Retype all of the data. Every line must match exactly.

▬▬▬▬▬▬

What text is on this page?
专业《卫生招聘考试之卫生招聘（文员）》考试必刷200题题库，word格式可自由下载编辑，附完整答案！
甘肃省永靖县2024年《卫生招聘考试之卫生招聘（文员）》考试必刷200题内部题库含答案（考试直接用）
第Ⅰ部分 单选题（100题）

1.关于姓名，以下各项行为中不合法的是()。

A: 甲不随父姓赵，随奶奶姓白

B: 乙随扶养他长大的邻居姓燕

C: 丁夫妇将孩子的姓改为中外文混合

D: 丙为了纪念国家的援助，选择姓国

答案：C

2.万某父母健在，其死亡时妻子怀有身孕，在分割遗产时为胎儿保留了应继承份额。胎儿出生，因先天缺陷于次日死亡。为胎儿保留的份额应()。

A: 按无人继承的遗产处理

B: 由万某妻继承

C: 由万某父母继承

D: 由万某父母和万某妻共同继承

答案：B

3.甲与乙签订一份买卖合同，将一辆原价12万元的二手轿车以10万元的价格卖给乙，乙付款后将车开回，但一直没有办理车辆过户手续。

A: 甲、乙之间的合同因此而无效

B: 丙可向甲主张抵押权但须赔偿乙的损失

▬▬▬▬▬▬

Finished exercise:
What text is on this page?
专业《卫生招聘考试之卫生招聘（文员）》考试必刷200题题库，word格式可自由下载编辑，附完整答案！
甘肃省永靖县2024年《卫生招聘考试之卫生招聘（文员）》考试必刷200题内部题库含答案（考试直接用）
第Ⅰ部分 单选题（100题）

1.关于姓名，以下各项行为中不合法的是()。

A: 甲不随父姓赵，随奶奶姓白

B: 乙随扶养他长大的邻居姓燕

C: 丁夫妇将孩子的姓改为中外文混合

D: 丙为了纪念国家的援助，选择姓国

答案：C

2.万某父母健在，其死亡时妻子怀有身孕，在分割遗产时为胎儿保留了应继承份额。胎儿出生，因先天缺陷于次日死亡。为胎儿保留的份额应()。

A: 按无人继承的遗产处理

B: 由万某妻继承

C: 由万某父母继承

D: 由万某父母和万某妻共同继承

答案：B

3.甲与乙签订一份买卖合同，将一辆原价12万元的二手轿车以10万元的价格卖给乙，乙付款后将车开回，但一直没有办理车辆过户手续。

A: 甲、乙之间的合同因此而无效

B: 丙可向甲主张抵押权但须赔偿乙的损失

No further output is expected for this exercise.